→ **Problem to solve**: Repeat every record exactly, but keep images out of the copy.

[Dataset records]
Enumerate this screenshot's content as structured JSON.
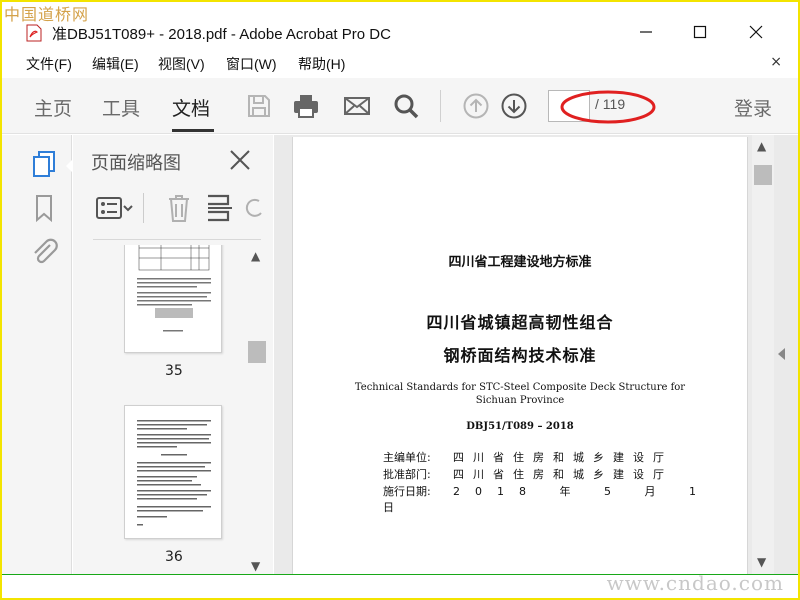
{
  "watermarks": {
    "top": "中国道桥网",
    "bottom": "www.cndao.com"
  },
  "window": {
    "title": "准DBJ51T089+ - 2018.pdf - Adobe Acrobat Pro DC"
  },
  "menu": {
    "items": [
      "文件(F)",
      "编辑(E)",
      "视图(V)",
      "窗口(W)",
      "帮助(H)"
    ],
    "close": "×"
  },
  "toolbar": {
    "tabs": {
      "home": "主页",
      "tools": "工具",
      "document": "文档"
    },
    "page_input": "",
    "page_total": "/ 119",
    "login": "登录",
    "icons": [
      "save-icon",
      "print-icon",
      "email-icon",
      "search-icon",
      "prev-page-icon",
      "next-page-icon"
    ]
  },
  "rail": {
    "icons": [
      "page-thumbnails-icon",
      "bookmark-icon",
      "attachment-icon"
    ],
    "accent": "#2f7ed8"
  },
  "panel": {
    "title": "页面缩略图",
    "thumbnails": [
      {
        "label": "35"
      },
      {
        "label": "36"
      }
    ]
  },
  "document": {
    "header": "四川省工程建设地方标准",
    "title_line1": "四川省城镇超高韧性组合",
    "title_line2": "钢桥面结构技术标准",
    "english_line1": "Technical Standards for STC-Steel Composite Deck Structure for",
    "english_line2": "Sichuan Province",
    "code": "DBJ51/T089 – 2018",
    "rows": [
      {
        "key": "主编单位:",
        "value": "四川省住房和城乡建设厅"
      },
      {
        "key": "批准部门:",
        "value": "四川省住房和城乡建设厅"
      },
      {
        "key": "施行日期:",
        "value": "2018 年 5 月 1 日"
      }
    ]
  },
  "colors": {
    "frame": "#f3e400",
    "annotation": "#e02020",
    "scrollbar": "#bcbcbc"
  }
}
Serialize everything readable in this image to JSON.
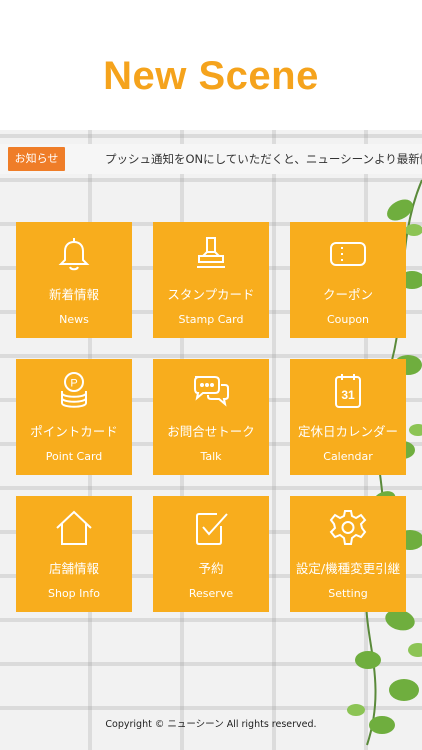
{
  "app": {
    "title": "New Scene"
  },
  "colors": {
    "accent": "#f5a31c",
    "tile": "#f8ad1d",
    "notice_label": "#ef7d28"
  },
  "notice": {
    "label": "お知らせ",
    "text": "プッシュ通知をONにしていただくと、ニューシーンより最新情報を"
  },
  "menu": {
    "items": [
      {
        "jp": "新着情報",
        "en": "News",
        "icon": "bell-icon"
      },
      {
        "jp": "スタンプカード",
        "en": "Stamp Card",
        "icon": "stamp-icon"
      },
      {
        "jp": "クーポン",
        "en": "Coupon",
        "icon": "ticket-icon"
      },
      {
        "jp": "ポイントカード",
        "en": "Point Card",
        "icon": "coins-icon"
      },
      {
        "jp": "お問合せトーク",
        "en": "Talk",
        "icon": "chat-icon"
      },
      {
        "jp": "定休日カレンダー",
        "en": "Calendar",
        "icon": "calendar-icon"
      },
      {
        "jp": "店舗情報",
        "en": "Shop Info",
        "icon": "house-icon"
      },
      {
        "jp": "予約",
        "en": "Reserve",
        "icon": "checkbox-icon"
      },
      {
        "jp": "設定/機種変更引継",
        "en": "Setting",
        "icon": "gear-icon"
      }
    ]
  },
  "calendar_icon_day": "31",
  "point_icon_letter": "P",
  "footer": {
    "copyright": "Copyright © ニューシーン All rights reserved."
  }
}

→ **Right answer**:
Enumerate this screenshot's content as structured JSON.
{
  "watermarks": {
    "top": "中国道桥网",
    "bottom": "www.cndao.com"
  },
  "window": {
    "title": "准DBJ51T089+ - 2018.pdf - Adobe Acrobat Pro DC"
  },
  "menu": {
    "items": [
      "文件(F)",
      "编辑(E)",
      "视图(V)",
      "窗口(W)",
      "帮助(H)"
    ],
    "close": "×"
  },
  "toolbar": {
    "tabs": {
      "home": "主页",
      "tools": "工具",
      "document": "文档"
    },
    "page_input": "",
    "page_total": "/ 119",
    "login": "登录",
    "icons": [
      "save-icon",
      "print-icon",
      "email-icon",
      "search-icon",
      "prev-page-icon",
      "next-page-icon"
    ]
  },
  "rail": {
    "icons": [
      "page-thumbnails-icon",
      "bookmark-icon",
      "attachment-icon"
    ],
    "accent": "#2f7ed8"
  },
  "panel": {
    "title": "页面缩略图",
    "thumbnails": [
      {
        "label": "35"
      },
      {
        "label": "36"
      }
    ]
  },
  "document": {
    "header": "四川省工程建设地方标准",
    "title_line1": "四川省城镇超高韧性组合",
    "title_line2": "钢桥面结构技术标准",
    "english_line1": "Technical Standards for STC-Steel Composite Deck Structure for",
    "english_line2": "Sichuan Province",
    "code": "DBJ51/T089 – 2018",
    "rows": [
      {
        "key": "主编单位:",
        "value": "四川省住房和城乡建设厅"
      },
      {
        "key": "批准部门:",
        "value": "四川省住房和城乡建设厅"
      },
      {
        "key": "施行日期:",
        "value": "2018 年 5 月 1 日"
      }
    ]
  },
  "colors": {
    "frame": "#f3e400",
    "annotation": "#e02020",
    "scrollbar": "#bcbcbc"
  }
}
Serialize everything readable in this image to JSON.
{
  "app": {
    "title": "New Scene"
  },
  "colors": {
    "accent": "#f5a31c",
    "tile": "#f8ad1d",
    "notice_label": "#ef7d28"
  },
  "notice": {
    "label": "お知らせ",
    "text": "プッシュ通知をONにしていただくと、ニューシーンより最新情報を"
  },
  "menu": {
    "items": [
      {
        "jp": "新着情報",
        "en": "News",
        "icon": "bell-icon"
      },
      {
        "jp": "スタンプカード",
        "en": "Stamp Card",
        "icon": "stamp-icon"
      },
      {
        "jp": "クーポン",
        "en": "Coupon",
        "icon": "ticket-icon"
      },
      {
        "jp": "ポイントカード",
        "en": "Point Card",
        "icon": "coins-icon"
      },
      {
        "jp": "お問合せトーク",
        "en": "Talk",
        "icon": "chat-icon"
      },
      {
        "jp": "定休日カレンダー",
        "en": "Calendar",
        "icon": "calendar-icon"
      },
      {
        "jp": "店舗情報",
        "en": "Shop Info",
        "icon": "house-icon"
      },
      {
        "jp": "予約",
        "en": "Reserve",
        "icon": "checkbox-icon"
      },
      {
        "jp": "設定/機種変更引継",
        "en": "Setting",
        "icon": "gear-icon"
      }
    ]
  },
  "calendar_icon_day": "31",
  "point_icon_letter": "P",
  "footer": {
    "copyright": "Copyright © ニューシーン All rights reserved."
  }
}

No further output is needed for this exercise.